— WHAT YOU HAVE TO DO —
Retype the data that follows line by line, exactly, and leave its pictures out.

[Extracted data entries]
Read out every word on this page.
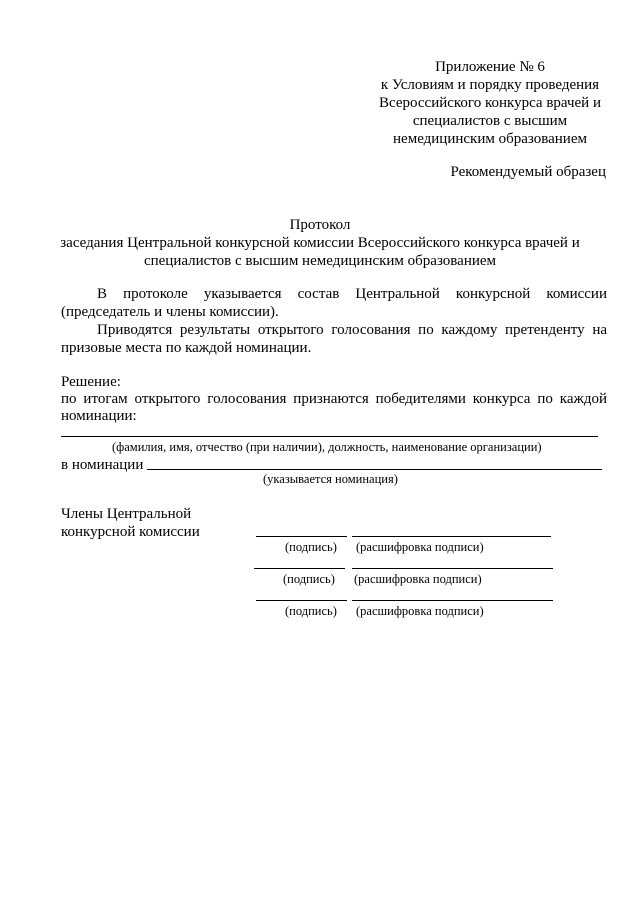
Приложение № 6
к Условиям и порядку проведения
Всероссийского конкурса врачей и
специалистов с высшим
немедицинским образованием
Рекомендуемый образец
Протокол
заседания Центральной конкурсной комиссии Всероссийского конкурса врачей и
специалистов с высшим немедицинским образованием
В протоколе указывается состав Центральной конкурсной комиссии
(председатель и члены комиссии).
Приводятся результаты открытого голосования по каждому претенденту на
призовые места по каждой номинации.
Решение:
по итогам открытого голосования признаются победителями конкурса по каждой
номинации:
(фамилия, имя, отчество (при наличии), должность, наименование организации)
в номинации
(указывается номинация)
Члены Центральной
конкурсной комиссии
(подпись) (расшифровка подписи)
(подпись) (расшифровка подписи)
(подпись) (расшифровка подписи)
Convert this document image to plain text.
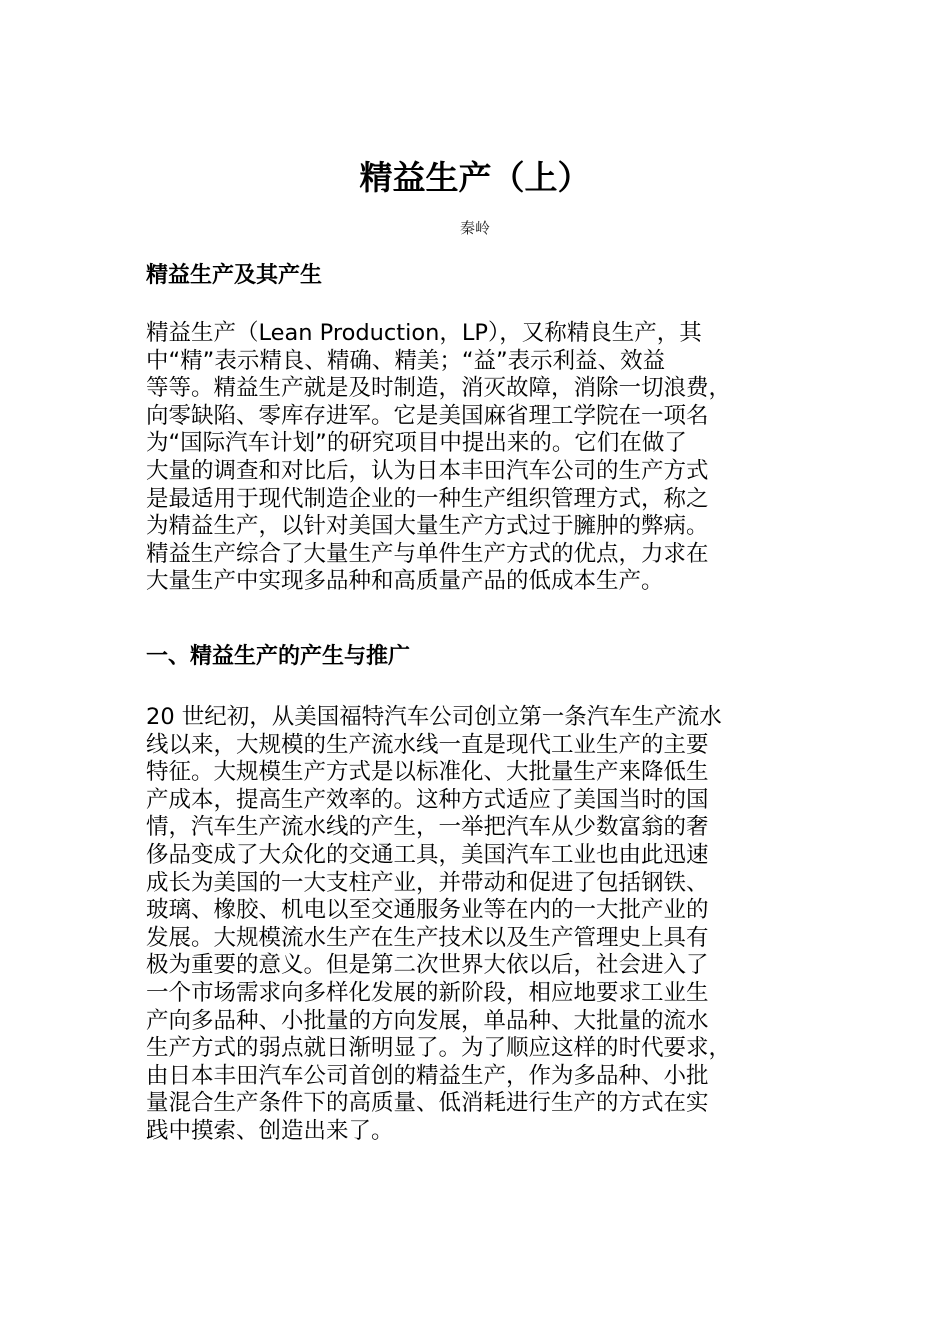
精益生产（上）

秦岭

精益生产及其产生
精益生产（Lean Production，LP），又称精良生产，其
中“精”表示精良、精确、精美；“益”表示利益、效益
等等。精益生产就是及时制造，消灭故障，消除一切浪费，
向零缺陷、零库存进军。它是美国麻省理工学院在一项名
为“国际汽车计划”的研究项目中提出来的。它们在做了
大量的调查和对比后，认为日本丰田汽车公司的生产方式
是最适用于现代制造企业的一种生产组织管理方式，称之
为精益生产，以针对美国大量生产方式过于臃肿的弊病。
精益生产综合了大量生产与单件生产方式的优点，力求在
大量生产中实现多品种和高质量产品的低成本生产。
一、精益生产的产生与推广
20 世纪初，从美国福特汽车公司创立第一条汽车生产流水
线以来，大规模的生产流水线一直是现代工业生产的主要
特征。大规模生产方式是以标准化、大批量生产来降低生
产成本，提高生产效率的。这种方式适应了美国当时的国
情，汽车生产流水线的产生，一举把汽车从少数富翁的奢
侈品变成了大众化的交通工具，美国汽车工业也由此迅速
成长为美国的一大支柱产业，并带动和促进了包括钢铁、
玻璃、橡胶、机电以至交通服务业等在内的一大批产业的
发展。大规模流水生产在生产技术以及生产管理史上具有
极为重要的意义。但是第二次世界大依以后，社会进入了
一个市场需求向多样化发展的新阶段，相应地要求工业生
产向多品种、小批量的方向发展，单品种、大批量的流水
生产方式的弱点就日渐明显了。为了顺应这样的时代要求，
由日本丰田汽车公司首创的精益生产，作为多品种、小批
量混合生产条件下的高质量、低消耗进行生产的方式在实
践中摸索、创造出来了。
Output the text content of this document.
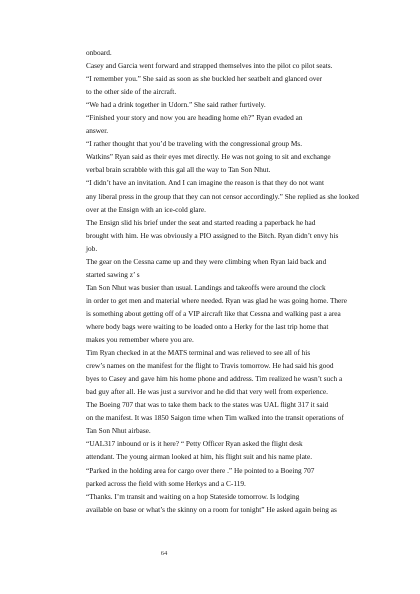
onboard.
Casey and Garcia went forward and strapped themselves into the pilot co pilot seats.
“I remember you.” She said as soon as she buckled her seatbelt and glanced over
to the other side of the aircraft.
“We had a drink together in Udorn.” She said rather furtively.
“Finished your story and now you are heading home eh?” Ryan evaded an
answer.
“I rather thought that you’d be traveling with the congressional group Ms.
Watkins” Ryan said as their eyes met directly. He was not going to sit and exchange
verbal brain scrabble with this gal all the way to Tan Son Nhut.
“I didn’t have an invitation. And I can imagine the reason is that they do not want
any liberal press in the group that they can not censor accordingly.” She replied as she looked
over at the Ensign with an ice-cold glare.
The Ensign slid his brief under the seat and started reading a paperback he had
brought with him. He was obviously a PIO assigned to the Bitch. Ryan didn’t envy his
job.
The gear on the Cessna came up and they were climbing when Ryan laid back and
started sawing z’ s
Tan Son Nhut was busier than usual. Landings and takeoffs were around the clock
in order to get men and material where needed. Ryan was glad he was going home. There
is something about getting off of a VIP aircraft like that Cessna and walking past a area
where body bags were waiting to be loaded onto a Herky for the last trip home that
makes you remember where you are.
Tim Ryan checked in at the MATS terminal and was relieved to see all of his
crew’s names on the manifest for the flight to Travis tomorrow. He had said his good
byes to Casey and gave him his home phone and address. Tim realized he wasn’t such a
bad guy after all. He was just a survivor and he did that very well from experience.
The Boeing 707 that was to take them back to the states was UAL flight 317 it said
on the manifest. It was 1850 Saigon time when Tim walked into the transit operations of
Tan Son Nhut airbase.
“UAL317 inbound or is it here? “ Petty Officer Ryan asked the flight desk
attendant. The young airman looked at him, his flight suit and his name plate.
“Parked in the holding area for cargo over there .” He pointed to a Boeing 707
parked across the field with some Herkys and a C-119.
“Thanks. I’m transit and waiting on a hop Stateside tomorrow. Is lodging
available on base or what’s the skinny on a room for tonight” He asked again being as
64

— COMPLETE RESPONSE —
Read out every word on this page.
Приложение № 6
к Условиям и порядку проведения
Всероссийского конкурса врачей и
специалистов с высшим
немедицинским образованием
Рекомендуемый образец
Протокол
заседания Центральной конкурсной комиссии Всероссийского конкурса врачей и
специалистов с высшим немедицинским образованием
В протоколе указывается состав Центральной конкурсной комиссии
(председатель и члены комиссии).
Приводятся результаты открытого голосования по каждому претенденту на
призовые места по каждой номинации.
Решение:
по итогам открытого голосования признаются победителями конкурса по каждой
номинации:
(фамилия, имя, отчество (при наличии), должность, наименование организации)
в номинации
(указывается номинация)
Члены Центральной
конкурсной комиссии
(подпись) (расшифровка подписи)
(подпись) (расшифровка подписи)
(подпись) (расшифровка подписи)
Convert this document image to plain text.
精益生产（上）

秦岭

精益生产及其产生
精益生产（Lean Production，LP），又称精良生产，其
中“精”表示精良、精确、精美；“益”表示利益、效益
等等。精益生产就是及时制造，消灭故障，消除一切浪费，
向零缺陷、零库存进军。它是美国麻省理工学院在一项名
为“国际汽车计划”的研究项目中提出来的。它们在做了
大量的调查和对比后，认为日本丰田汽车公司的生产方式
是最适用于现代制造企业的一种生产组织管理方式，称之
为精益生产，以针对美国大量生产方式过于臃肿的弊病。
精益生产综合了大量生产与单件生产方式的优点，力求在
大量生产中实现多品种和高质量产品的低成本生产。
一、精益生产的产生与推广
20 世纪初，从美国福特汽车公司创立第一条汽车生产流水
线以来，大规模的生产流水线一直是现代工业生产的主要
特征。大规模生产方式是以标准化、大批量生产来降低生
产成本，提高生产效率的。这种方式适应了美国当时的国
情，汽车生产流水线的产生，一举把汽车从少数富翁的奢
侈品变成了大众化的交通工具，美国汽车工业也由此迅速
成长为美国的一大支柱产业，并带动和促进了包括钢铁、
玻璃、橡胶、机电以至交通服务业等在内的一大批产业的
发展。大规模流水生产在生产技术以及生产管理史上具有
极为重要的意义。但是第二次世界大依以后，社会进入了
一个市场需求向多样化发展的新阶段，相应地要求工业生
产向多品种、小批量的方向发展，单品种、大批量的流水
生产方式的弱点就日渐明显了。为了顺应这样的时代要求，
由日本丰田汽车公司首创的精益生产，作为多品种、小批
量混合生产条件下的高质量、低消耗进行生产的方式在实
践中摸索、创造出来了。
Output the text content of this document.
onboard.
Casey and Garcia went forward and strapped themselves into the pilot co pilot seats.
“I remember you.” She said as soon as she buckled her seatbelt and glanced over
to the other side of the aircraft.
“We had a drink together in Udorn.” She said rather furtively.
“Finished your story and now you are heading home eh?” Ryan evaded an
answer.
“I rather thought that you’d be traveling with the congressional group Ms.
Watkins” Ryan said as their eyes met directly. He was not going to sit and exchange
verbal brain scrabble with this gal all the way to Tan Son Nhut.
“I didn’t have an invitation. And I can imagine the reason is that they do not want
any liberal press in the group that they can not censor accordingly.” She replied as she looked
over at the Ensign with an ice-cold glare.
The Ensign slid his brief under the seat and started reading a paperback he had
brought with him. He was obviously a PIO assigned to the Bitch. Ryan didn’t envy his
job.
The gear on the Cessna came up and they were climbing when Ryan laid back and
started sawing z’ s
Tan Son Nhut was busier than usual. Landings and takeoffs were around the clock
in order to get men and material where needed. Ryan was glad he was going home. There
is something about getting off of a VIP aircraft like that Cessna and walking past a area
where body bags were waiting to be loaded onto a Herky for the last trip home that
makes you remember where you are.
Tim Ryan checked in at the MATS terminal and was relieved to see all of his
crew’s names on the manifest for the flight to Travis tomorrow. He had said his good
byes to Casey and gave him his home phone and address. Tim realized he wasn’t such a
bad guy after all. He was just a survivor and he did that very well from experience.
The Boeing 707 that was to take them back to the states was UAL flight 317 it said
on the manifest. It was 1850 Saigon time when Tim walked into the transit operations of
Tan Son Nhut airbase.
“UAL317 inbound or is it here? “ Petty Officer Ryan asked the flight desk
attendant. The young airman looked at him, his flight suit and his name plate.
“Parked in the holding area for cargo over there .” He pointed to a Boeing 707
parked across the field with some Herkys and a C-119.
“Thanks. I’m transit and waiting on a hop Stateside tomorrow. Is lodging
available on base or what’s the skinny on a room for tonight” He asked again being as
64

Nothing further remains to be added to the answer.